EXERCISE DIRECTIONS: Show all lines holding the string "موسى".

RECORD LIST:
::::
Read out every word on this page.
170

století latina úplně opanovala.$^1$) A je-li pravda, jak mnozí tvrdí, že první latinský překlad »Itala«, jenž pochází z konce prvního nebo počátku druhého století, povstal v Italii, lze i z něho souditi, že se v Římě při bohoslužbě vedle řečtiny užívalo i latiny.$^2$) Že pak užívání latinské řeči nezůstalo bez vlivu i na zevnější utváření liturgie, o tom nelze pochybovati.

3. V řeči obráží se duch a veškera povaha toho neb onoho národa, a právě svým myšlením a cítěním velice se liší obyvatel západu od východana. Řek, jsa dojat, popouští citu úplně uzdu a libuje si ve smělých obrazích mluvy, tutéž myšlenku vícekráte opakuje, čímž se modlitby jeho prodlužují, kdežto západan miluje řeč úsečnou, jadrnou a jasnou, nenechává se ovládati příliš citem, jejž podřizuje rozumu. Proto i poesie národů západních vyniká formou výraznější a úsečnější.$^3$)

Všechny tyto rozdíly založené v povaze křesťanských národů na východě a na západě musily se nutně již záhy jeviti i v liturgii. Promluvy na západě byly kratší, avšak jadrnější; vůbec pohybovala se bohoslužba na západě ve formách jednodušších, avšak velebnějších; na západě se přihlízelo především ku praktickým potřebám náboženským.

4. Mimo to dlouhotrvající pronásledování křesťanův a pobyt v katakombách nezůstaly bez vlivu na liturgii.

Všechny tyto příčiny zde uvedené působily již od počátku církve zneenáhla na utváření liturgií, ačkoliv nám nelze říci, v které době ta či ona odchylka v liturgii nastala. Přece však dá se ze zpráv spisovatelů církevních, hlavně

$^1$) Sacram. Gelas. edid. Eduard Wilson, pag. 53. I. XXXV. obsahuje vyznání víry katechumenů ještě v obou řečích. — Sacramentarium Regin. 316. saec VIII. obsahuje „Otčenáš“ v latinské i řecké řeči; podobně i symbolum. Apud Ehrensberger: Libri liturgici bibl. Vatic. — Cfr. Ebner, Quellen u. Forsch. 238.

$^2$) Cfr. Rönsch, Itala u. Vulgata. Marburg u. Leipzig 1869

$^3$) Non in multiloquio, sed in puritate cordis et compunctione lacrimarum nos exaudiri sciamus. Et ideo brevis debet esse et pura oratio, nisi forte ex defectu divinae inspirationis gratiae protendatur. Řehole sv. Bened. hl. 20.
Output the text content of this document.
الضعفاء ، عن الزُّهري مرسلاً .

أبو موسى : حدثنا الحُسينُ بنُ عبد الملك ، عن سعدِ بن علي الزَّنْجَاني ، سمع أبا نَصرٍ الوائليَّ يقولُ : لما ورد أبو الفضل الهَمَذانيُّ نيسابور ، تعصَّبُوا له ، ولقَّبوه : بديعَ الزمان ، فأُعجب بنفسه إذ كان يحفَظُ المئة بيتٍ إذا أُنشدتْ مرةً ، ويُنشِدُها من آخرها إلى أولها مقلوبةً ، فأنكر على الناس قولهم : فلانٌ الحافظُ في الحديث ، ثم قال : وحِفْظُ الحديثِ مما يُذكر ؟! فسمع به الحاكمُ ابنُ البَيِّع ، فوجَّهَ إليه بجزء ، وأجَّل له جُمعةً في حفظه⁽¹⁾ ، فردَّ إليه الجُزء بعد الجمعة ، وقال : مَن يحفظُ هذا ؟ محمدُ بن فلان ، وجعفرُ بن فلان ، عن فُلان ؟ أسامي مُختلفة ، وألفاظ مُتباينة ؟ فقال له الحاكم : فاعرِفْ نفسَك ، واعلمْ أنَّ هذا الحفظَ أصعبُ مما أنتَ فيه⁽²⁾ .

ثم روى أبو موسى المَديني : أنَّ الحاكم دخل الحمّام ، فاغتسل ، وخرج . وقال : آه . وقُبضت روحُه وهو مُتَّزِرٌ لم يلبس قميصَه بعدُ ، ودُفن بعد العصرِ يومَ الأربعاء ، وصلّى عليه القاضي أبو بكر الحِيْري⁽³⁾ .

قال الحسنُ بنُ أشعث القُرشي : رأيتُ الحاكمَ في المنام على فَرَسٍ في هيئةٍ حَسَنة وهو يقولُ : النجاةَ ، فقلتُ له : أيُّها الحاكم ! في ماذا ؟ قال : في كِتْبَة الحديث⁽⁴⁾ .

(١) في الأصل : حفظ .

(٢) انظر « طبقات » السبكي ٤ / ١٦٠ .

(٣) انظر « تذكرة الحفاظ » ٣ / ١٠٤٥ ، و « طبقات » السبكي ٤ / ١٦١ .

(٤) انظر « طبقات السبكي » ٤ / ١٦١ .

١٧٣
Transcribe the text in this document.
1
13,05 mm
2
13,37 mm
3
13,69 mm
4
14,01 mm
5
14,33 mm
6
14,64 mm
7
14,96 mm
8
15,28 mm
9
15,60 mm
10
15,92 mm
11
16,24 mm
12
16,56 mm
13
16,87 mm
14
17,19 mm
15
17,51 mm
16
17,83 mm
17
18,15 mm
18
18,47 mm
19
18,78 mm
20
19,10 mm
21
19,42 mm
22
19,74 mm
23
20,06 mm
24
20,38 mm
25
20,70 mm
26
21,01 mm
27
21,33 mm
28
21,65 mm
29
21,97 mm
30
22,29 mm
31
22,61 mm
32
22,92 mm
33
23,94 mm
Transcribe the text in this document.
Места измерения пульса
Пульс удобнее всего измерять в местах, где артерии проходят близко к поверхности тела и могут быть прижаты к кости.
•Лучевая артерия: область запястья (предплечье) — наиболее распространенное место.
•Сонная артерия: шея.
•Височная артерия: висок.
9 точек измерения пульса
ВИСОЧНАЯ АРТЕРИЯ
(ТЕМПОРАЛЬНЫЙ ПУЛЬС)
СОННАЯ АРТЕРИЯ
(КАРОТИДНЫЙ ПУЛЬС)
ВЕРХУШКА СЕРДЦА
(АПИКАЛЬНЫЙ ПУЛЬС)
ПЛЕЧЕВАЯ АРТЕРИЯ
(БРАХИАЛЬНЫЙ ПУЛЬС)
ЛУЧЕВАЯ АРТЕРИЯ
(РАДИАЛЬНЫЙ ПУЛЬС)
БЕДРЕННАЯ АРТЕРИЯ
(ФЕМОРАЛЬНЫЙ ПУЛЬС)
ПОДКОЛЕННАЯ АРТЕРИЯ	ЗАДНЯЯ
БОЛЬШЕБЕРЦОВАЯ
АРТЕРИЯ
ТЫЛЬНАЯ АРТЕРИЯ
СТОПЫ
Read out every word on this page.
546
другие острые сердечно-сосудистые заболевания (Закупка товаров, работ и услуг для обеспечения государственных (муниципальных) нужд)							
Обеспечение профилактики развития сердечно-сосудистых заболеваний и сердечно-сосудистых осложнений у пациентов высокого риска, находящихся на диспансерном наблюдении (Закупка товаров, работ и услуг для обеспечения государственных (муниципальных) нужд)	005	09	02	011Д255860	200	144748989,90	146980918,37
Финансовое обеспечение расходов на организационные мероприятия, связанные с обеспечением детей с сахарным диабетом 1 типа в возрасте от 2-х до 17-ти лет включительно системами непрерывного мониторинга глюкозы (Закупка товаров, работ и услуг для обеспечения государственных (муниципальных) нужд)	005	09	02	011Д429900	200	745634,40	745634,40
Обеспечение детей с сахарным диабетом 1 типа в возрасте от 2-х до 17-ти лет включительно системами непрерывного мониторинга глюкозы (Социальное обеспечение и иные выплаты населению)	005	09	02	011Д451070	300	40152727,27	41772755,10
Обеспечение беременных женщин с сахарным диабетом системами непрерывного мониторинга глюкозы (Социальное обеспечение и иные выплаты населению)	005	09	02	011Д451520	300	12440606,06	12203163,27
::::
ANSWER IN FULL:
أبو موسى : حدثنا الحُسينُ بنُ عبد الملك ، عن سعدِ بن علي الزَّنْجَاني ، سمع أبا نَصرٍ الوائليَّ يقولُ : لما ورد أبو الفضل الهَمَذانيُّ نيسابور ، تعصَّبُوا له ، ولقَّبوه : بديعَ الزمان ، فأُعجب بنفسه إذ كان يحفَظُ المئة بيتٍ إذا أُنشدتْ مرةً ، ويُنشِدُها من آخرها إلى أولها مقلوبةً ، فأنكر على الناس قولهم : فلانٌ الحافظُ في الحديث ، ثم قال : وحِفْظُ الحديثِ مما يُذكر ؟! فسمع به الحاكمُ ابنُ البَيِّع ، فوجَّهَ إليه بجزء ، وأجَّل له جُمعةً في حفظه⁽¹⁾ ، فردَّ إليه الجُزء بعد الجمعة ، وقال : مَن يحفظُ هذا ؟ محمدُ بن فلان ، وجعفرُ بن فلان ، عن فُلان ؟ أسامي مُختلفة ، وألفاظ مُتباينة ؟ فقال له الحاكم : فاعرِفْ نفسَك ، واعلمْ أنَّ هذا الحفظَ أصعبُ مما أنتَ فيه⁽²⁾ .
ثم روى أبو موسى المَديني : أنَّ الحاكم دخل الحمّام ، فاغتسل ، وخرج . وقال : آه . وقُبضت روحُه وهو مُتَّزِرٌ لم يلبس قميصَه بعدُ ، ودُفن بعد العصرِ يومَ الأربعاء ، وصلّى عليه القاضي أبو بكر الحِيْري⁽³⁾ .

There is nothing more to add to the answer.